**To do**
Beginning with the line that contains "What data populates", reproduce the remaining lines of the material exactly, up to and including the last one, but no pictures.

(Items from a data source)
※ ※ ※

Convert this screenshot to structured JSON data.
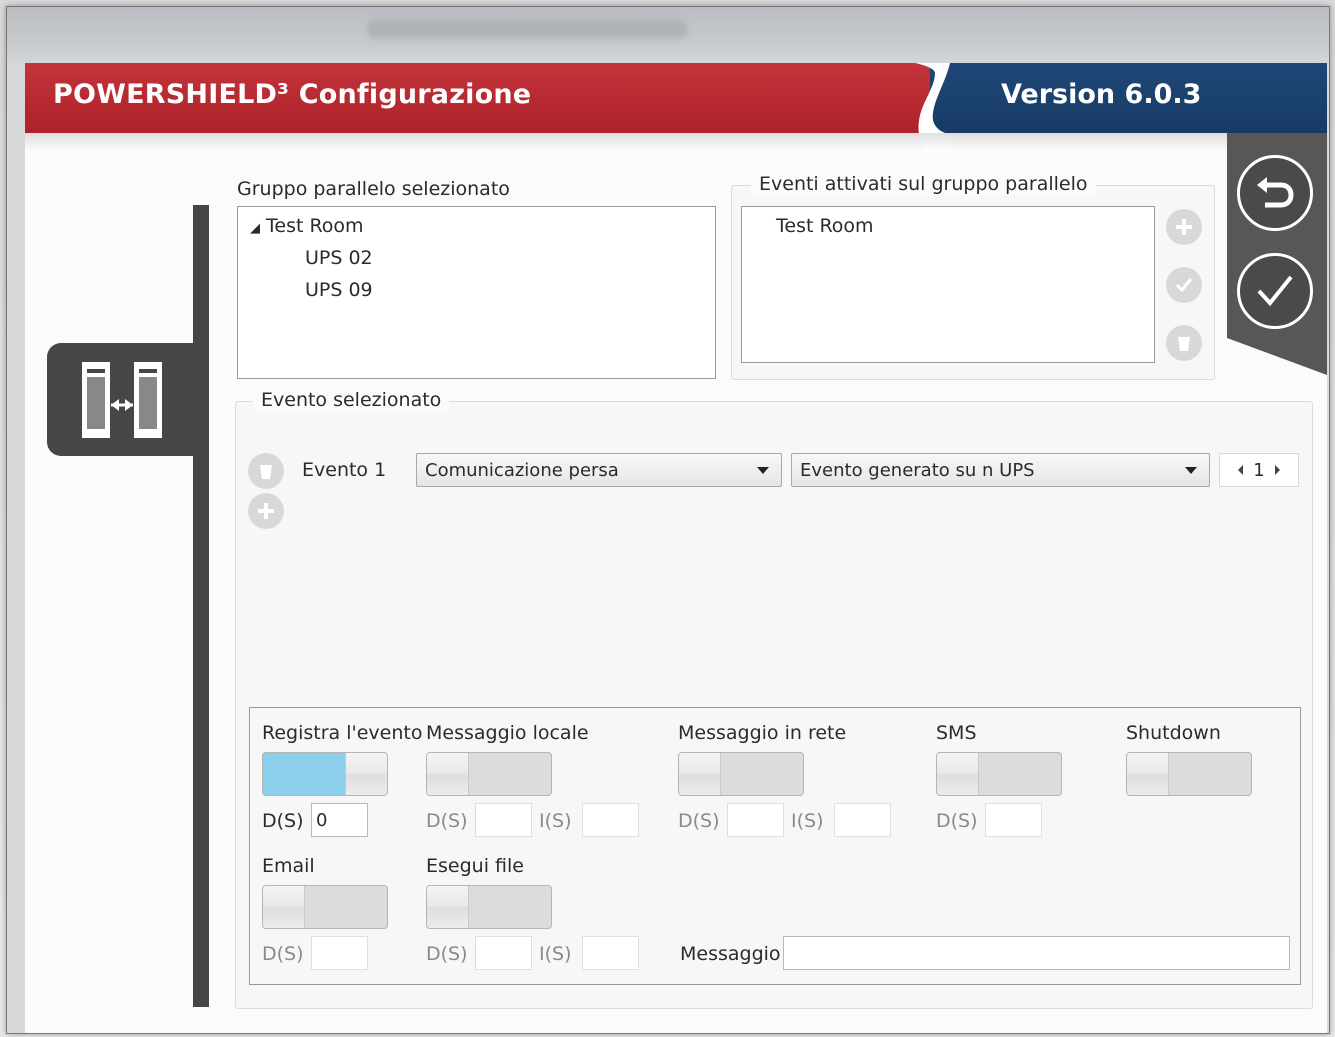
{
  "header": {
    "app_title": "POWERSHIELD³ Configurazione",
    "version": "Version 6.0.3",
    "colors": {
      "red": "#b8272e",
      "blue": "#1b4170"
    }
  },
  "sidebar": {
    "icon": "parallel-ups-icon"
  },
  "actions": {
    "back_icon": "undo-icon",
    "confirm_icon": "checkmark-icon"
  },
  "group": {
    "label": "Gruppo parallelo selezionato",
    "tree": {
      "root": "Test Room",
      "children": [
        "UPS 02",
        "UPS 09"
      ]
    }
  },
  "events": {
    "legend": "Eventi attivati sul gruppo parallelo",
    "items": [
      "Test Room"
    ],
    "buttons": [
      "add-icon",
      "check-icon",
      "delete-icon"
    ]
  },
  "selected_event": {
    "legend": "Evento selezionato",
    "event_label": "Evento 1",
    "event_type": "Comunicazione persa",
    "condition": "Evento generato su n UPS",
    "count": "1"
  },
  "actions_panel": {
    "registra": {
      "label": "Registra l'evento",
      "on": true,
      "d_label": "D(S)",
      "d_value": "0"
    },
    "messaggio_locale": {
      "label": "Messaggio locale",
      "on": false,
      "d_label": "D(S)",
      "i_label": "I(S)"
    },
    "messaggio_rete": {
      "label": "Messaggio in rete",
      "on": false,
      "d_label": "D(S)",
      "i_label": "I(S)"
    },
    "sms": {
      "label": "SMS",
      "on": false,
      "d_label": "D(S)"
    },
    "shutdown": {
      "label": "Shutdown",
      "on": false
    },
    "email": {
      "label": "Email",
      "on": false,
      "d_label": "D(S)"
    },
    "esegui_file": {
      "label": "Esegui file",
      "on": false,
      "d_label": "D(S)",
      "i_label": "I(S)"
    },
    "messaggio": {
      "label": "Messaggio",
      "value": ""
    }
  }
}
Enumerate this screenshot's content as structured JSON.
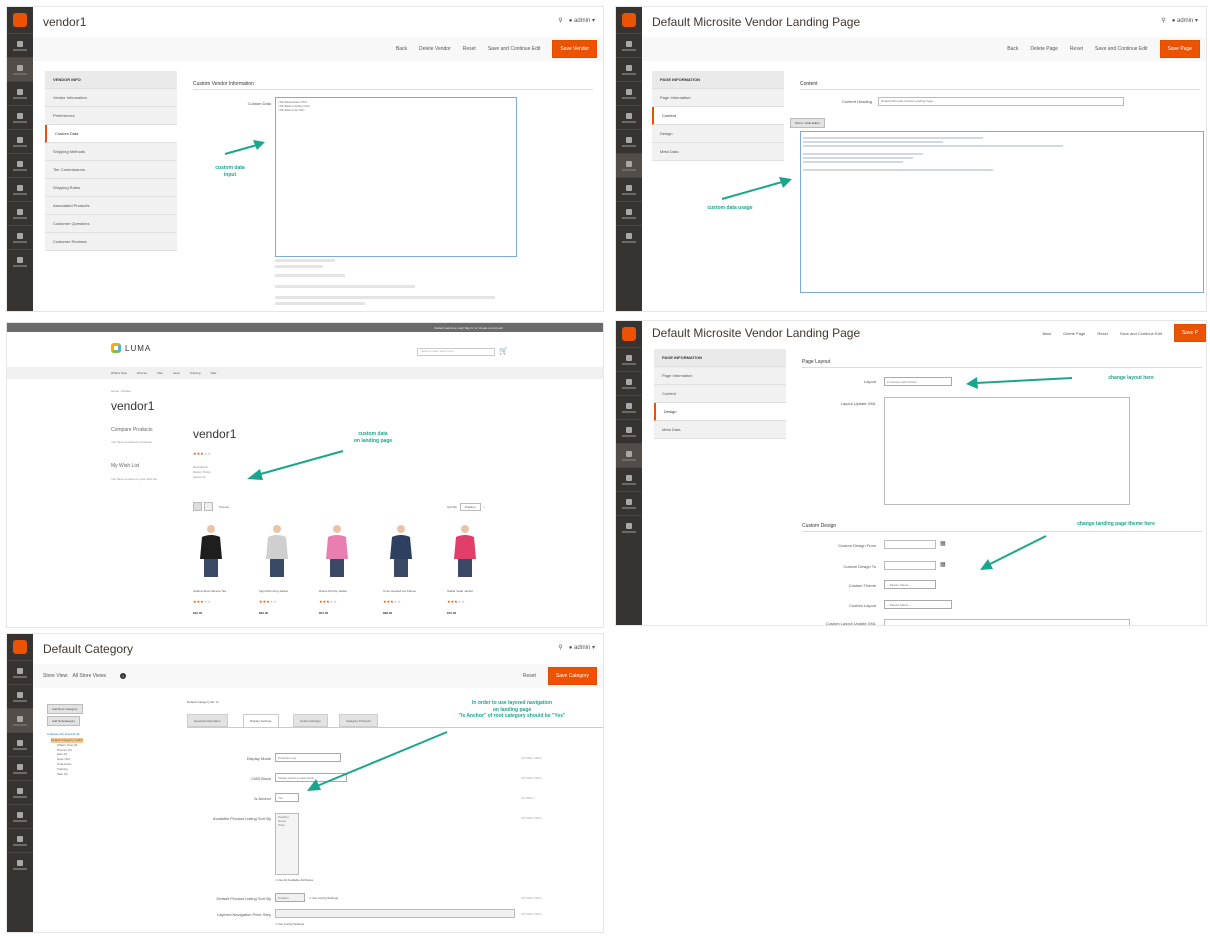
{
  "colors": {
    "accent": "#eb5202",
    "note": "#1aa68d",
    "sidebar": "#373330"
  },
  "p1": {
    "title": "vendor1",
    "actions": [
      "Back",
      "Delete Vendor",
      "Reset",
      "Save and Continue Edit",
      "Save Vendor"
    ],
    "tabs": [
      "Vendor Information",
      "Preferences",
      "Custom Data",
      "Shipping Methods",
      "Tier Commissions",
      "Shipping Rates",
      "Associated Products",
      "Customer Questions",
      "Customer Reviews"
    ],
    "section": "Custom Vendor Information",
    "field_label": "Custom Data",
    "textarea": "<h3>Description</h3>\n<h3>Return Policy</h3>\n<h3>About Us</h3>",
    "note": "custom data\ninput"
  },
  "p2": {
    "title": "Default Microsite Vendor Landing Page",
    "actions": [
      "Back",
      "Delete Page",
      "Reset",
      "Save and Continue Edit",
      "Save Page"
    ],
    "tabs": [
      "Page Information",
      "Content",
      "Design",
      "Meta Data"
    ],
    "section": "Content",
    "heading_label": "Content Heading",
    "heading_value": "Default Microsite Vendor Landing Page",
    "button": "Show / Hide Editor",
    "note": "custom data usage"
  },
  "p3": {
    "topbar": "Default welcome msg!  Sign In  or  Create an Account",
    "brand": "LUMA",
    "search_placeholder": "Search entire store here...",
    "nav": [
      "What's New",
      "Women",
      "Men",
      "Gear",
      "Training",
      "Sale"
    ],
    "breadcrumb": "Home  /  Vendor",
    "heading": "vendor1",
    "compare": "Compare Products",
    "compare_text": "You have no items to compare.",
    "wishlist": "My Wish List",
    "wishlist_text": "You have no items in your wish list.",
    "vendor_name": "vendor1",
    "custom_lines": [
      "Description",
      "Return Policy",
      "About Us"
    ],
    "items_text": "5 Items",
    "sort": "Sort By",
    "sort_value": "Position",
    "products": [
      {
        "name": "Juliana Short-Sleeve Tee",
        "price": "$42.00",
        "color": "#1e1e1e"
      },
      {
        "name": "Ingrid Running Jacket",
        "price": "$84.00",
        "color": "#cfcfcf"
      },
      {
        "name": "Riona Full Zip Jacket",
        "price": "$57.00",
        "color": "#e97fb0"
      },
      {
        "name": "Circe Hooded Ice Fleece",
        "price": "$68.00",
        "color": "#2f3f5f"
      },
      {
        "name": "Stellar Solar Jacket",
        "price": "$75.00",
        "color": "#e23e6a"
      }
    ],
    "note": "custom data\non landing page"
  },
  "p4": {
    "title": "Default Microsite Vendor Landing Page",
    "actions": [
      "Back",
      "Delete Page",
      "Reset",
      "Save and Continue Edit",
      "Save P"
    ],
    "tabs": [
      "Page Information",
      "Content",
      "Design",
      "Meta Data"
    ],
    "section1": "Page Layout",
    "layout_label": "Layout",
    "layout_value": "2 columns with left bar",
    "layout_xml_label": "Layout Update XML",
    "section2": "Custom Design",
    "design_fields": [
      "Custom Design From",
      "Custom Design To",
      "Custom Theme",
      "Custom Layout",
      "Custom Layout Update XML"
    ],
    "select_placeholder": "-- Please Select --",
    "note1": "change layout here",
    "note2": "change landing page theme here"
  },
  "p5": {
    "title": "Default Category",
    "store_view_label": "Store View:",
    "store_view_value": "All Store Views",
    "actions": [
      "Reset",
      "Save Category"
    ],
    "left_buttons": [
      "Add Root Category",
      "Add Subcategory"
    ],
    "tree_links": "Collapse All | Expand All",
    "tree": [
      "Default Category (1240)",
      "What's New (0)",
      "Women (0)",
      "Men (0)",
      "Gear (46)",
      "Collections",
      "Training",
      "Sale (0)"
    ],
    "cat_id": "Default Category (ID: 2)",
    "tabs": [
      "General Information",
      "Display Settings",
      "Custom Design",
      "Category Products"
    ],
    "fields": [
      {
        "label": "Display Mode",
        "value": "Products only",
        "scope": "[STORE VIEW]"
      },
      {
        "label": "CMS Block",
        "value": "Please select a static block",
        "scope": "[STORE VIEW]"
      },
      {
        "label": "Is Anchor",
        "value": "Yes",
        "scope": "[GLOBAL]"
      },
      {
        "label": "Available Product Listing Sort By",
        "value": "Position\nName\nPrice",
        "scope": "[STORE VIEW]"
      },
      {
        "label": "Default Product Listing Sort By",
        "value": "Position",
        "scope": "[STORE VIEW]"
      },
      {
        "label": "Layered Navigation Price Step",
        "value": "",
        "scope": "[STORE VIEW]"
      }
    ],
    "use_all": "Use All Available Attributes",
    "use_config": "Use Config Settings",
    "note": "In order to use layered navigation\non landing page\n\"Is Anchor\" of root category should be \"Yes\""
  }
}
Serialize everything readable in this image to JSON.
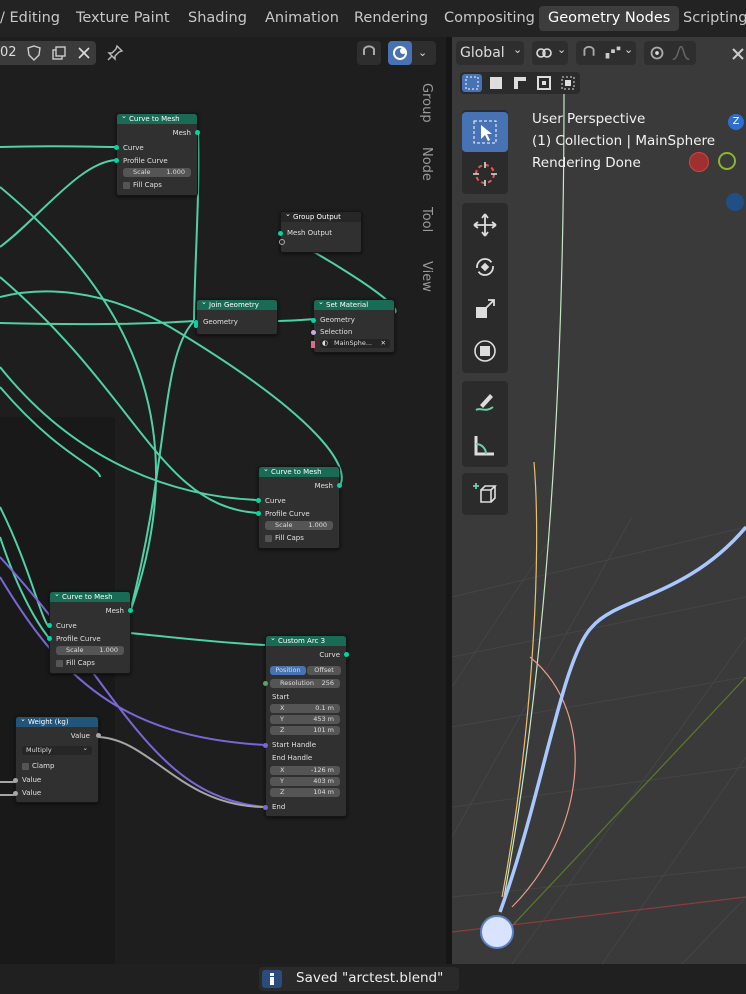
{
  "topbar": {
    "tabs": [
      "/ Editing",
      "Texture Paint",
      "Shading",
      "Animation",
      "Rendering",
      "Compositing",
      "Geometry Nodes",
      "Scripting"
    ],
    "active_tab": "Geometry Nodes"
  },
  "node_editor": {
    "datablock_label": "02",
    "side_tabs": [
      "Group",
      "Node",
      "Tool",
      "View"
    ],
    "nodes": {
      "ctm1": {
        "title": "Curve to Mesh",
        "out": "Mesh",
        "in1": "Curve",
        "in2": "Profile Curve",
        "scale_label": "Scale",
        "scale_value": "1.000",
        "fill": "Fill Caps"
      },
      "ctm2": {
        "title": "Curve to Mesh",
        "out": "Mesh",
        "in1": "Curve",
        "in2": "Profile Curve",
        "scale_label": "Scale",
        "scale_value": "1.000",
        "fill": "Fill Caps"
      },
      "ctm3": {
        "title": "Curve to Mesh",
        "out": "Mesh",
        "in1": "Curve",
        "in2": "Profile Curve",
        "scale_label": "Scale",
        "scale_value": "1.000",
        "fill": "Fill Caps"
      },
      "group_output": {
        "title": "Group Output",
        "in1": "Mesh Output"
      },
      "join": {
        "title": "Join Geometry",
        "in1": "Geometry"
      },
      "set_material": {
        "title": "Set Material",
        "in1": "Geometry",
        "in2": "Selection",
        "material": "MainSphe..."
      },
      "arc": {
        "title": "Custom Arc 3",
        "out": "Curve",
        "mode_a": "Position",
        "mode_b": "Offset",
        "res_label": "Resolution",
        "res_value": "256",
        "start": "Start",
        "sx_label": "X",
        "sx": "0.1 m",
        "sy_label": "Y",
        "sy": "453 m",
        "sz_label": "Z",
        "sz": "101 m",
        "start_handle": "Start Handle",
        "end_handle": "End Handle",
        "ex_label": "X",
        "ex": "-126 m",
        "ey_label": "Y",
        "ey": "403 m",
        "ez_label": "Z",
        "ez": "104 m",
        "end": "End"
      },
      "weight": {
        "title": "Weight (kg)",
        "out": "Value",
        "operation": "Multiply",
        "clamp": "Clamp",
        "in1": "Value",
        "in2": "Value"
      }
    }
  },
  "viewport": {
    "orientation": "Global",
    "overlay_lines": [
      "User Perspective",
      "(1) Collection | MainSphere",
      "Rendering Done"
    ],
    "gizmo_axis": "Z"
  },
  "statusbar": {
    "message": "Saved \"arctest.blend\""
  },
  "colors": {
    "geometry_socket": "#00d6a3",
    "node_header_green": "#1a6b55",
    "node_header_blue": "#22557a",
    "link_green": "#4fd1a5",
    "link_purple": "#7768d6",
    "link_gray": "#a6a6a6",
    "active_tab_bg": "#3d3d3d"
  }
}
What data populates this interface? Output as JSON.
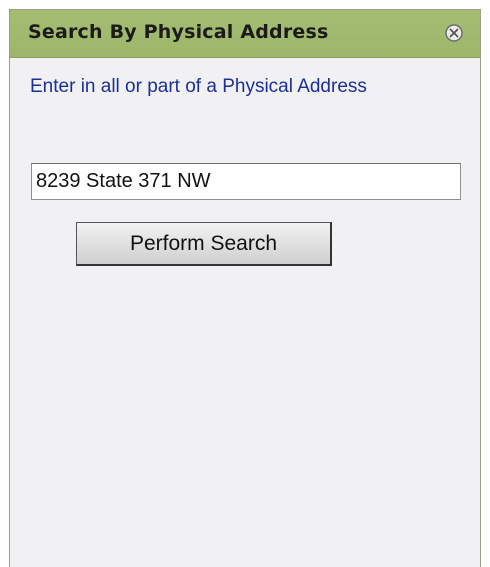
{
  "panel": {
    "title": "Search By Physical Address",
    "close_icon": "close-circle-icon"
  },
  "instruction": "Enter in all or part of a Physical Address",
  "search": {
    "value": "8239 State 371 NW",
    "placeholder": ""
  },
  "button": {
    "label": "Perform Search"
  },
  "colors": {
    "header_bg": "#a1b96f",
    "panel_bg": "#f1f1f3",
    "instruction_text": "#1c2f98"
  }
}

※ ※ ※

**Solution for this problem**
What data populates this interface? Output as JSON.
{
  "panel": {
    "title": "Search By Physical Address",
    "close_icon": "close-circle-icon"
  },
  "instruction": "Enter in all or part of a Physical Address",
  "search": {
    "value": "8239 State 371 NW",
    "placeholder": ""
  },
  "button": {
    "label": "Perform Search"
  },
  "colors": {
    "header_bg": "#a1b96f",
    "panel_bg": "#f1f1f3",
    "instruction_text": "#1c2f98"
  }
}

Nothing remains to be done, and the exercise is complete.